- _Data records_
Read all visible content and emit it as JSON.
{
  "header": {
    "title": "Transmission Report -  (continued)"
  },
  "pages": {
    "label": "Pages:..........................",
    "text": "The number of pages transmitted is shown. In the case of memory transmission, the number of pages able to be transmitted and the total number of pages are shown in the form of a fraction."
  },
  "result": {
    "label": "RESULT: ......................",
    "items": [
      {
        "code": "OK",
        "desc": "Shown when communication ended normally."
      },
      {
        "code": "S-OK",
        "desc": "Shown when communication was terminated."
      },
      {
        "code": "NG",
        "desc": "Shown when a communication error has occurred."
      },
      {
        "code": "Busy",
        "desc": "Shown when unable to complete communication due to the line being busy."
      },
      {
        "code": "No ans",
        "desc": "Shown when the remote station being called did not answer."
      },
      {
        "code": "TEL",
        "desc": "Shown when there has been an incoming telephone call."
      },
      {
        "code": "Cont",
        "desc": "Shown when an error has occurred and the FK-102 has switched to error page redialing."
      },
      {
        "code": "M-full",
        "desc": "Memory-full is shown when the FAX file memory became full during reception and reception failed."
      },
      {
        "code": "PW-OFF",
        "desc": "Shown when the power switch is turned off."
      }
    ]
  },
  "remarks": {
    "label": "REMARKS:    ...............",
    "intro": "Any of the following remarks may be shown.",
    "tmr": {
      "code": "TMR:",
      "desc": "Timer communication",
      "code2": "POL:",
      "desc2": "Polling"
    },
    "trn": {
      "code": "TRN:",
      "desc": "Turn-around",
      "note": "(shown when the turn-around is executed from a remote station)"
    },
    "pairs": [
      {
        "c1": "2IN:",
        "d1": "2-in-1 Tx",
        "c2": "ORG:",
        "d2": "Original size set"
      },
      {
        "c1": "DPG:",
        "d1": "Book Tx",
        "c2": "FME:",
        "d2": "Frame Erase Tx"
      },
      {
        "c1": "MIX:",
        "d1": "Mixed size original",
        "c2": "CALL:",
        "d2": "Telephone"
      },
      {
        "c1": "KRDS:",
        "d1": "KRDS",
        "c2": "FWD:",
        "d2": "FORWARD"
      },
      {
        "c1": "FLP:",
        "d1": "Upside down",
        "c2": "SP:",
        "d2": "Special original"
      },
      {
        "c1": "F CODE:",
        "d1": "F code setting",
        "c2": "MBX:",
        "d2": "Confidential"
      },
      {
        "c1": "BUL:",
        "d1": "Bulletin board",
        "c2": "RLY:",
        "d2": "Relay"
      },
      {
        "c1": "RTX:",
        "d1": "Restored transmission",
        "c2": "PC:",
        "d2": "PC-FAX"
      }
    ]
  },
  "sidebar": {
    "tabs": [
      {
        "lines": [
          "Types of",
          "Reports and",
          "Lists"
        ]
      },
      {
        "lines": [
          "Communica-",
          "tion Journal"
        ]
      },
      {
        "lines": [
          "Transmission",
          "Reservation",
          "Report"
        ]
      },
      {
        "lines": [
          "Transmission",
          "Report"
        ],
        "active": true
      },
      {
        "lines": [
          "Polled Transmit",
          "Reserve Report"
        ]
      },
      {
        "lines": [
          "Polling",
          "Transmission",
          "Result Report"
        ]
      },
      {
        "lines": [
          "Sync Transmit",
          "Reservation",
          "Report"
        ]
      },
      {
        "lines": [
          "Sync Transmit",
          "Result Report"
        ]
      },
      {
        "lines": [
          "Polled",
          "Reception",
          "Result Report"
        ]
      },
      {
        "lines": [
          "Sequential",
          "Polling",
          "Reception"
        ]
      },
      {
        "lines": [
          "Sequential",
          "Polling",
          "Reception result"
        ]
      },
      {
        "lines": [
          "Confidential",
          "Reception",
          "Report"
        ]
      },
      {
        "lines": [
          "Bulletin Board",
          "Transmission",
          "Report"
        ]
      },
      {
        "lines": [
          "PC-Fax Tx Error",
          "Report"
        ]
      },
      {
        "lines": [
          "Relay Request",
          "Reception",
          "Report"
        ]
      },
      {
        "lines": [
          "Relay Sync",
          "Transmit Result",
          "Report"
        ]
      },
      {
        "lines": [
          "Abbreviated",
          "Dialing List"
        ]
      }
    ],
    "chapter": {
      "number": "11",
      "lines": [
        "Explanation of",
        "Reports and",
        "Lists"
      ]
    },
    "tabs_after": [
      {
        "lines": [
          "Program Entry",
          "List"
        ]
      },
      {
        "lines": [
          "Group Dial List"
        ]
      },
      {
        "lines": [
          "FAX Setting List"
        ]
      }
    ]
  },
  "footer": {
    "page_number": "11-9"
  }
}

- _Task requirements_
From the records above, extract everything verbatim.

- _The completed task_
Read all visible content and emit it as JSON.
{
  "header": {
    "title": "Transmission Report -  (continued)"
  },
  "pages": {
    "label": "Pages:..........................",
    "text": "The number of pages transmitted is shown. In the case of memory transmission, the number of pages able to be transmitted and the total number of pages are shown in the form of a fraction."
  },
  "result": {
    "label": "RESULT: ......................",
    "items": [
      {
        "code": "OK",
        "desc": "Shown when communication ended normally."
      },
      {
        "code": "S-OK",
        "desc": "Shown when communication was terminated."
      },
      {
        "code": "NG",
        "desc": "Shown when a communication error has occurred."
      },
      {
        "code": "Busy",
        "desc": "Shown when unable to complete communication due to the line being busy."
      },
      {
        "code": "No ans",
        "desc": "Shown when the remote station being called did not answer."
      },
      {
        "code": "TEL",
        "desc": "Shown when there has been an incoming telephone call."
      },
      {
        "code": "Cont",
        "desc": "Shown when an error has occurred and the FK-102 has switched to error page redialing."
      },
      {
        "code": "M-full",
        "desc": "Memory-full is shown when the FAX file memory became full during reception and reception failed."
      },
      {
        "code": "PW-OFF",
        "desc": "Shown when the power switch is turned off."
      }
    ]
  },
  "remarks": {
    "label": "REMARKS:    ...............",
    "intro": "Any of the following remarks may be shown.",
    "tmr": {
      "code": "TMR:",
      "desc": "Timer communication",
      "code2": "POL:",
      "desc2": "Polling"
    },
    "trn": {
      "code": "TRN:",
      "desc": "Turn-around",
      "note": "(shown when the turn-around is executed from a remote station)"
    },
    "pairs": [
      {
        "c1": "2IN:",
        "d1": "2-in-1 Tx",
        "c2": "ORG:",
        "d2": "Original size set"
      },
      {
        "c1": "DPG:",
        "d1": "Book Tx",
        "c2": "FME:",
        "d2": "Frame Erase Tx"
      },
      {
        "c1": "MIX:",
        "d1": "Mixed size original",
        "c2": "CALL:",
        "d2": "Telephone"
      },
      {
        "c1": "KRDS:",
        "d1": "KRDS",
        "c2": "FWD:",
        "d2": "FORWARD"
      },
      {
        "c1": "FLP:",
        "d1": "Upside down",
        "c2": "SP:",
        "d2": "Special original"
      },
      {
        "c1": "F CODE:",
        "d1": "F code setting",
        "c2": "MBX:",
        "d2": "Confidential"
      },
      {
        "c1": "BUL:",
        "d1": "Bulletin board",
        "c2": "RLY:",
        "d2": "Relay"
      },
      {
        "c1": "RTX:",
        "d1": "Restored transmission",
        "c2": "PC:",
        "d2": "PC-FAX"
      }
    ]
  },
  "sidebar": {
    "tabs": [
      {
        "lines": [
          "Types of",
          "Reports and",
          "Lists"
        ]
      },
      {
        "lines": [
          "Communica-",
          "tion Journal"
        ]
      },
      {
        "lines": [
          "Transmission",
          "Reservation",
          "Report"
        ]
      },
      {
        "lines": [
          "Transmission",
          "Report"
        ],
        "active": true
      },
      {
        "lines": [
          "Polled Transmit",
          "Reserve Report"
        ]
      },
      {
        "lines": [
          "Polling",
          "Transmission",
          "Result Report"
        ]
      },
      {
        "lines": [
          "Sync Transmit",
          "Reservation",
          "Report"
        ]
      },
      {
        "lines": [
          "Sync Transmit",
          "Result Report"
        ]
      },
      {
        "lines": [
          "Polled",
          "Reception",
          "Result Report"
        ]
      },
      {
        "lines": [
          "Sequential",
          "Polling",
          "Reception"
        ]
      },
      {
        "lines": [
          "Sequential",
          "Polling",
          "Reception result"
        ]
      },
      {
        "lines": [
          "Confidential",
          "Reception",
          "Report"
        ]
      },
      {
        "lines": [
          "Bulletin Board",
          "Transmission",
          "Report"
        ]
      },
      {
        "lines": [
          "PC-Fax Tx Error",
          "Report"
        ]
      },
      {
        "lines": [
          "Relay Request",
          "Reception",
          "Report"
        ]
      },
      {
        "lines": [
          "Relay Sync",
          "Transmit Result",
          "Report"
        ]
      },
      {
        "lines": [
          "Abbreviated",
          "Dialing List"
        ]
      }
    ],
    "chapter": {
      "number": "11",
      "lines": [
        "Explanation of",
        "Reports and",
        "Lists"
      ]
    },
    "tabs_after": [
      {
        "lines": [
          "Program Entry",
          "List"
        ]
      },
      {
        "lines": [
          "Group Dial List"
        ]
      },
      {
        "lines": [
          "FAX Setting List"
        ]
      }
    ]
  },
  "footer": {
    "page_number": "11-9"
  }
}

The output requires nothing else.